▶ [Goal] Each line of the listing that contains the word "сильных" is to be copied.

>> BEGIN Supplied entries

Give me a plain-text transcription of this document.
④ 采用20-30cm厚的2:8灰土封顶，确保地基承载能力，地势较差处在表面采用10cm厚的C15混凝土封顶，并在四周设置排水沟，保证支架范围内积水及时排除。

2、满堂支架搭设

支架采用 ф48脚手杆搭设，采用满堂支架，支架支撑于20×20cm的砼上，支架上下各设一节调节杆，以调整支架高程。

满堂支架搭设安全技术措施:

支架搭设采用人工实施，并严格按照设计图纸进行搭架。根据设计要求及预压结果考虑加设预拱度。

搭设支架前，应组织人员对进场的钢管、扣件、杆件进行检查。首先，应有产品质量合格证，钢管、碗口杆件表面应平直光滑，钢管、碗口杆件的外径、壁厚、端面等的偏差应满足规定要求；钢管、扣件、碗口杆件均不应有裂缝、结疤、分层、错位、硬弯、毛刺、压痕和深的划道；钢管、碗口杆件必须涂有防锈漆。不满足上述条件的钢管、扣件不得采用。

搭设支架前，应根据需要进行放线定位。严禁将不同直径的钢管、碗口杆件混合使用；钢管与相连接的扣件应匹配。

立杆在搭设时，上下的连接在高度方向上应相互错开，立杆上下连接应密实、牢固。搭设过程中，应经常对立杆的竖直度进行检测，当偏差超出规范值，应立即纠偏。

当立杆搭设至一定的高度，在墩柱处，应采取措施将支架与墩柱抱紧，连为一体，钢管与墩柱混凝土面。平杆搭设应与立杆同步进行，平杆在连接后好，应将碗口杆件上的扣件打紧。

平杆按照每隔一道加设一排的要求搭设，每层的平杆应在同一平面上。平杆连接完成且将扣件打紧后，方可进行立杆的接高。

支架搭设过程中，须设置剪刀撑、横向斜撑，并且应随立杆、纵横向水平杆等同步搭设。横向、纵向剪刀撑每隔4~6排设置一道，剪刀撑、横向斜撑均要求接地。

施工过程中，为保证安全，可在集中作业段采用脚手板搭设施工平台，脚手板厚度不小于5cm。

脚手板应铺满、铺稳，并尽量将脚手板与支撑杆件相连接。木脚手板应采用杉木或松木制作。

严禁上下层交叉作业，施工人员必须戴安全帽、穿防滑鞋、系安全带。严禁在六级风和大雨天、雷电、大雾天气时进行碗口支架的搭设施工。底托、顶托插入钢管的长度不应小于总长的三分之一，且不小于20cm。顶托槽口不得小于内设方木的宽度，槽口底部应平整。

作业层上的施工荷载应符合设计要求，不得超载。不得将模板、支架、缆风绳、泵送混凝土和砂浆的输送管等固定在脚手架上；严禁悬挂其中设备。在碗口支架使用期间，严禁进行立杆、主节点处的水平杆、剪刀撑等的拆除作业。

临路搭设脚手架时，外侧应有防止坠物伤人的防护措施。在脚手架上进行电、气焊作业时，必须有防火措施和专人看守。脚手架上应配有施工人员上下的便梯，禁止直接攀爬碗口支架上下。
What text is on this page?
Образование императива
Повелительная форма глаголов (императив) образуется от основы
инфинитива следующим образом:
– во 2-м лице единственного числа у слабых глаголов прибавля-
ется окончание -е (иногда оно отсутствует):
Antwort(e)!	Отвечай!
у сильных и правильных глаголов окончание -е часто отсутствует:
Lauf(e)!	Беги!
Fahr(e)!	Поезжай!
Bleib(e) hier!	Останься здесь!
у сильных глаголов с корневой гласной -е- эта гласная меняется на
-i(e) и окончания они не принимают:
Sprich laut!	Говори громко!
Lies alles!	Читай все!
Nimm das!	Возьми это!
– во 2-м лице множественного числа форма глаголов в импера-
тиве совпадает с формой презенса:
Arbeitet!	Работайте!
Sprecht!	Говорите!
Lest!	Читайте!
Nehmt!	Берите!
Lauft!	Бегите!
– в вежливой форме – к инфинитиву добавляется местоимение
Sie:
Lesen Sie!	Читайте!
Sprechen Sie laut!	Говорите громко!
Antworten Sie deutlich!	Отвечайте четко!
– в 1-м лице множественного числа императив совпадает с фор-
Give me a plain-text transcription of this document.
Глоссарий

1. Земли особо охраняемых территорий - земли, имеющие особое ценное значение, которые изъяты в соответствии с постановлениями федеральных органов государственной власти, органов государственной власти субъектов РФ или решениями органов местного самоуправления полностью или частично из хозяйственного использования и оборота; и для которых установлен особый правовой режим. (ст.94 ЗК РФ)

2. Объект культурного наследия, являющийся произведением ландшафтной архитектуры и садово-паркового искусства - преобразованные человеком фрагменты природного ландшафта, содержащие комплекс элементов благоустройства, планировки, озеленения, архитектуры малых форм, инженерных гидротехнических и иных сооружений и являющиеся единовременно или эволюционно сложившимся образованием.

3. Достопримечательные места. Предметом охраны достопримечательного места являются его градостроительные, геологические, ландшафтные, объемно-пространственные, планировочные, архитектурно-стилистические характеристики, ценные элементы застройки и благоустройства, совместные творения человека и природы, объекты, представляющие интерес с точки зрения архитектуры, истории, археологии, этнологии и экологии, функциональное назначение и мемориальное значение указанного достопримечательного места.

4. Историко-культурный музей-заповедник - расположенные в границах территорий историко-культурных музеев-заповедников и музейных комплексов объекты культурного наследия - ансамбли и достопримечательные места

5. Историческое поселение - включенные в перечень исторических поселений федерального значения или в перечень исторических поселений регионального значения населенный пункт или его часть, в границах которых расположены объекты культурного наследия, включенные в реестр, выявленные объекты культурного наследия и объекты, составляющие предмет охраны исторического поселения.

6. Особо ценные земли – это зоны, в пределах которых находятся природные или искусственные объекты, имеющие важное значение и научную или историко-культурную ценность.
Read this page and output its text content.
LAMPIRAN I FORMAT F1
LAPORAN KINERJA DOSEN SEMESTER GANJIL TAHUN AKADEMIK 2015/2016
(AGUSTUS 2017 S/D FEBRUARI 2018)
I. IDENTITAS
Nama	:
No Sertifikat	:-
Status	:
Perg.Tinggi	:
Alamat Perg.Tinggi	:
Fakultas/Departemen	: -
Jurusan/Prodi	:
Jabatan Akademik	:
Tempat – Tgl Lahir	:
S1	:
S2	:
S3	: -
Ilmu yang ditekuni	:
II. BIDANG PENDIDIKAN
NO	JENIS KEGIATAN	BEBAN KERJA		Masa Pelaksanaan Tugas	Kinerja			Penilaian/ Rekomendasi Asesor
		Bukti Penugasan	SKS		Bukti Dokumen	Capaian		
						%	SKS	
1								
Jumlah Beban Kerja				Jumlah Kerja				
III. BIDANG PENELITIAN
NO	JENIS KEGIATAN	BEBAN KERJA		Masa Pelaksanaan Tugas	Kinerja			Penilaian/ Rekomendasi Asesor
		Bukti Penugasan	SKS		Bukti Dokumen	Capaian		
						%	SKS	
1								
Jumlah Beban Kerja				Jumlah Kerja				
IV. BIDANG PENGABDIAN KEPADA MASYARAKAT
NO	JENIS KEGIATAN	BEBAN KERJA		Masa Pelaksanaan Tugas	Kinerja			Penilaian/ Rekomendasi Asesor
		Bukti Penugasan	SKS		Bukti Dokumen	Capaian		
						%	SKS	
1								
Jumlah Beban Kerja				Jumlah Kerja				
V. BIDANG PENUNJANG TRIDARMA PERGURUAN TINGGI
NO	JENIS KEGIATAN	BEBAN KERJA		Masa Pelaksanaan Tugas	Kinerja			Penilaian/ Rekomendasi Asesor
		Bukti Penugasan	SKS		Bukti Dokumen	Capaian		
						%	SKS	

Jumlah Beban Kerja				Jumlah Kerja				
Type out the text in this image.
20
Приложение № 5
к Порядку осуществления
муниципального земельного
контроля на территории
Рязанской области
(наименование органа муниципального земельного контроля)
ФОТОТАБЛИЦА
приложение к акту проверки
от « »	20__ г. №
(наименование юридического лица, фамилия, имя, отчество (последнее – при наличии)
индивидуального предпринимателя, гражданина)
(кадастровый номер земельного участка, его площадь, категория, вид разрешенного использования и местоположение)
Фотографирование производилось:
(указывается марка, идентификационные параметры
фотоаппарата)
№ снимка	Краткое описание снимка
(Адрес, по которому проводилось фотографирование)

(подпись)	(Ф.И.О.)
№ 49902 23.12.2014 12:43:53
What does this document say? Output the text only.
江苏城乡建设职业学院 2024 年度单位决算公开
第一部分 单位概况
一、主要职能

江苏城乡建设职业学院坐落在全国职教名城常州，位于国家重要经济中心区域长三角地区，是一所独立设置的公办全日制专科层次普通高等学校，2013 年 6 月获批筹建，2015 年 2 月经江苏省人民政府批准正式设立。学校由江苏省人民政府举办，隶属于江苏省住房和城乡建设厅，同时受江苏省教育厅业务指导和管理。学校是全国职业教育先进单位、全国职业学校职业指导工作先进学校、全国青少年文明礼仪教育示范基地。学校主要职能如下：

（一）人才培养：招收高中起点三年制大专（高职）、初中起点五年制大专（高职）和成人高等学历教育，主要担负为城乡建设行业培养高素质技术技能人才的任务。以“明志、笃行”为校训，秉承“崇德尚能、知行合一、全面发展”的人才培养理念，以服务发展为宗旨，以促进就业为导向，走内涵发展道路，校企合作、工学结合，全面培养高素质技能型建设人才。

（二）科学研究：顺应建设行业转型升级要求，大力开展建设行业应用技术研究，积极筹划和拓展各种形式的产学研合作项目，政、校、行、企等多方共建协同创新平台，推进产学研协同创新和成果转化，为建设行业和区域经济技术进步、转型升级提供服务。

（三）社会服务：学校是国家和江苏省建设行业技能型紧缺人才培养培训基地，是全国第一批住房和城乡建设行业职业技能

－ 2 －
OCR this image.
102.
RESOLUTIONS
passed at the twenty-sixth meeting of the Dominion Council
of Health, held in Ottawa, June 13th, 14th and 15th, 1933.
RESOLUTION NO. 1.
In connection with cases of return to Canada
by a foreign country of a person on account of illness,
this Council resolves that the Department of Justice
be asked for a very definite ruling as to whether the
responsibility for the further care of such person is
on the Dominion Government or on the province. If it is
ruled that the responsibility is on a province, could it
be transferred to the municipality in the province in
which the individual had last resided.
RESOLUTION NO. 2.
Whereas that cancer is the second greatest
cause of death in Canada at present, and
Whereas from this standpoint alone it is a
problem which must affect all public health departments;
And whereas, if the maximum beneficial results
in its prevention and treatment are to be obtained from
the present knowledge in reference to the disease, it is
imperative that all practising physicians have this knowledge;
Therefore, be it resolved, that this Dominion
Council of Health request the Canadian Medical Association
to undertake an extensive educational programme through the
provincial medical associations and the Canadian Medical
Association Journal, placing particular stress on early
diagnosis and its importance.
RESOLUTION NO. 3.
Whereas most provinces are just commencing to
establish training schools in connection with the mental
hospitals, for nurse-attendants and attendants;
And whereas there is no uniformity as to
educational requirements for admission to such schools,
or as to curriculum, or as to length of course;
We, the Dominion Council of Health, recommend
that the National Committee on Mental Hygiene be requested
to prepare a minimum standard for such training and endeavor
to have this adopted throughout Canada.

>> END Supplied entries

▶ [Task solution]
у сильных и правильных глаголов окончание -е часто отсутствует:
у сильных глаголов с корневой гласной -е- эта гласная меняется на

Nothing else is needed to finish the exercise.